- YOUR TASK
Copy out all of the data exactly as it appears.
** Start ENTRIES SHOWN **
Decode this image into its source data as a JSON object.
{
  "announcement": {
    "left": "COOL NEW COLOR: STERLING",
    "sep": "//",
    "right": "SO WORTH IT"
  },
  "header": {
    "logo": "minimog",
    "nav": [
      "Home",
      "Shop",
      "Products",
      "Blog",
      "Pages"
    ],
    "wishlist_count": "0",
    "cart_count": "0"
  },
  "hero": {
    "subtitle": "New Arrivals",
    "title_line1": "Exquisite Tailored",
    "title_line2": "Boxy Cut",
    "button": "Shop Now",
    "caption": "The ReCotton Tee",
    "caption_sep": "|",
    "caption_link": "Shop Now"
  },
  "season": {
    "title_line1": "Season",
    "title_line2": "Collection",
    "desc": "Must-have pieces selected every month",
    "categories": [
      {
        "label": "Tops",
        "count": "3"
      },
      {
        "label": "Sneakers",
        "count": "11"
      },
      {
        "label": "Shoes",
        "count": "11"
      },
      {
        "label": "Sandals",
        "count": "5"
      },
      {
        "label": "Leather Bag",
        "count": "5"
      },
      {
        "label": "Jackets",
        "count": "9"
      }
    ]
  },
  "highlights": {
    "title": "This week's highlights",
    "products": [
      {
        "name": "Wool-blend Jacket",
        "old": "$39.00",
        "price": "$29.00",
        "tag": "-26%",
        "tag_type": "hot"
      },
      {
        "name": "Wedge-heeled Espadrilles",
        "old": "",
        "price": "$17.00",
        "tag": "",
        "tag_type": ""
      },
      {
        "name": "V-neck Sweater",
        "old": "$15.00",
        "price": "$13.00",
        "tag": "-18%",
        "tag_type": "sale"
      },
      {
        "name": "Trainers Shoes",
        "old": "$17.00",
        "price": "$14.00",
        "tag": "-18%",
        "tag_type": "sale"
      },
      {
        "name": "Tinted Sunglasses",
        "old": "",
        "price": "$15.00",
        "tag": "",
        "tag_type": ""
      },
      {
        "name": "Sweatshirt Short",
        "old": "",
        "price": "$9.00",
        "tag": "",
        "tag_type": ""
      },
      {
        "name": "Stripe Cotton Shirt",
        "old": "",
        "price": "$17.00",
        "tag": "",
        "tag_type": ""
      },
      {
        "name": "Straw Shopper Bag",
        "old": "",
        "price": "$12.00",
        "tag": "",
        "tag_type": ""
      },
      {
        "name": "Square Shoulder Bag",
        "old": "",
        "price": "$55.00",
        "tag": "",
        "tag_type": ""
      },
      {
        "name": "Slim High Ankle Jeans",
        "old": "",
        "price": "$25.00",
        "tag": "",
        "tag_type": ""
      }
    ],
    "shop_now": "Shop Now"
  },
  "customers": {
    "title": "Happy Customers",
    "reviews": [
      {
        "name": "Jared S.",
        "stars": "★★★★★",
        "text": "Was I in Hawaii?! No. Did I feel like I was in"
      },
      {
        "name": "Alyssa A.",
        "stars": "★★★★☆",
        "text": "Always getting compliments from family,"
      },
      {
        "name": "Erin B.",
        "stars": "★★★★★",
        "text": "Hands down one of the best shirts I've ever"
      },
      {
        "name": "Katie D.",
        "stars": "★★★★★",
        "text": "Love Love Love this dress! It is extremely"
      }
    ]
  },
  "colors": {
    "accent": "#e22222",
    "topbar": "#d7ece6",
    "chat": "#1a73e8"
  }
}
** End ENTRIES SHOWN **
- OUTPUT FOR THIS TASK
Decode this image into its source data as a JSON object.
{
  "announcement": {
    "left": "COOL NEW COLOR: STERLING",
    "sep": "//",
    "right": "SO WORTH IT"
  },
  "header": {
    "logo": "minimog",
    "nav": [
      "Home",
      "Shop",
      "Products",
      "Blog",
      "Pages"
    ],
    "wishlist_count": "0",
    "cart_count": "0"
  },
  "hero": {
    "subtitle": "New Arrivals",
    "title_line1": "Exquisite Tailored",
    "title_line2": "Boxy Cut",
    "button": "Shop Now",
    "caption": "The ReCotton Tee",
    "caption_sep": "|",
    "caption_link": "Shop Now"
  },
  "season": {
    "title_line1": "Season",
    "title_line2": "Collection",
    "desc": "Must-have pieces selected every month",
    "categories": [
      {
        "label": "Tops",
        "count": "3"
      },
      {
        "label": "Sneakers",
        "count": "11"
      },
      {
        "label": "Shoes",
        "count": "11"
      },
      {
        "label": "Sandals",
        "count": "5"
      },
      {
        "label": "Leather Bag",
        "count": "5"
      },
      {
        "label": "Jackets",
        "count": "9"
      }
    ]
  },
  "highlights": {
    "title": "This week's highlights",
    "products": [
      {
        "name": "Wool-blend Jacket",
        "old": "$39.00",
        "price": "$29.00",
        "tag": "-26%",
        "tag_type": "hot"
      },
      {
        "name": "Wedge-heeled Espadrilles",
        "old": "",
        "price": "$17.00",
        "tag": "",
        "tag_type": ""
      },
      {
        "name": "V-neck Sweater",
        "old": "$15.00",
        "price": "$13.00",
        "tag": "-18%",
        "tag_type": "sale"
      },
      {
        "name": "Trainers Shoes",
        "old": "$17.00",
        "price": "$14.00",
        "tag": "-18%",
        "tag_type": "sale"
      },
      {
        "name": "Tinted Sunglasses",
        "old": "",
        "price": "$15.00",
        "tag": "",
        "tag_type": ""
      },
      {
        "name": "Sweatshirt Short",
        "old": "",
        "price": "$9.00",
        "tag": "",
        "tag_type": ""
      },
      {
        "name": "Stripe Cotton Shirt",
        "old": "",
        "price": "$17.00",
        "tag": "",
        "tag_type": ""
      },
      {
        "name": "Straw Shopper Bag",
        "old": "",
        "price": "$12.00",
        "tag": "",
        "tag_type": ""
      },
      {
        "name": "Square Shoulder Bag",
        "old": "",
        "price": "$55.00",
        "tag": "",
        "tag_type": ""
      },
      {
        "name": "Slim High Ankle Jeans",
        "old": "",
        "price": "$25.00",
        "tag": "",
        "tag_type": ""
      }
    ],
    "shop_now": "Shop Now"
  },
  "customers": {
    "title": "Happy Customers",
    "reviews": [
      {
        "name": "Jared S.",
        "stars": "★★★★★",
        "text": "Was I in Hawaii?! No. Did I feel like I was in"
      },
      {
        "name": "Alyssa A.",
        "stars": "★★★★☆",
        "text": "Always getting compliments from family,"
      },
      {
        "name": "Erin B.",
        "stars": "★★★★★",
        "text": "Hands down one of the best shirts I've ever"
      },
      {
        "name": "Katie D.",
        "stars": "★★★★★",
        "text": "Love Love Love this dress! It is extremely"
      }
    ]
  },
  "colors": {
    "accent": "#e22222",
    "topbar": "#d7ece6",
    "chat": "#1a73e8"
  }
}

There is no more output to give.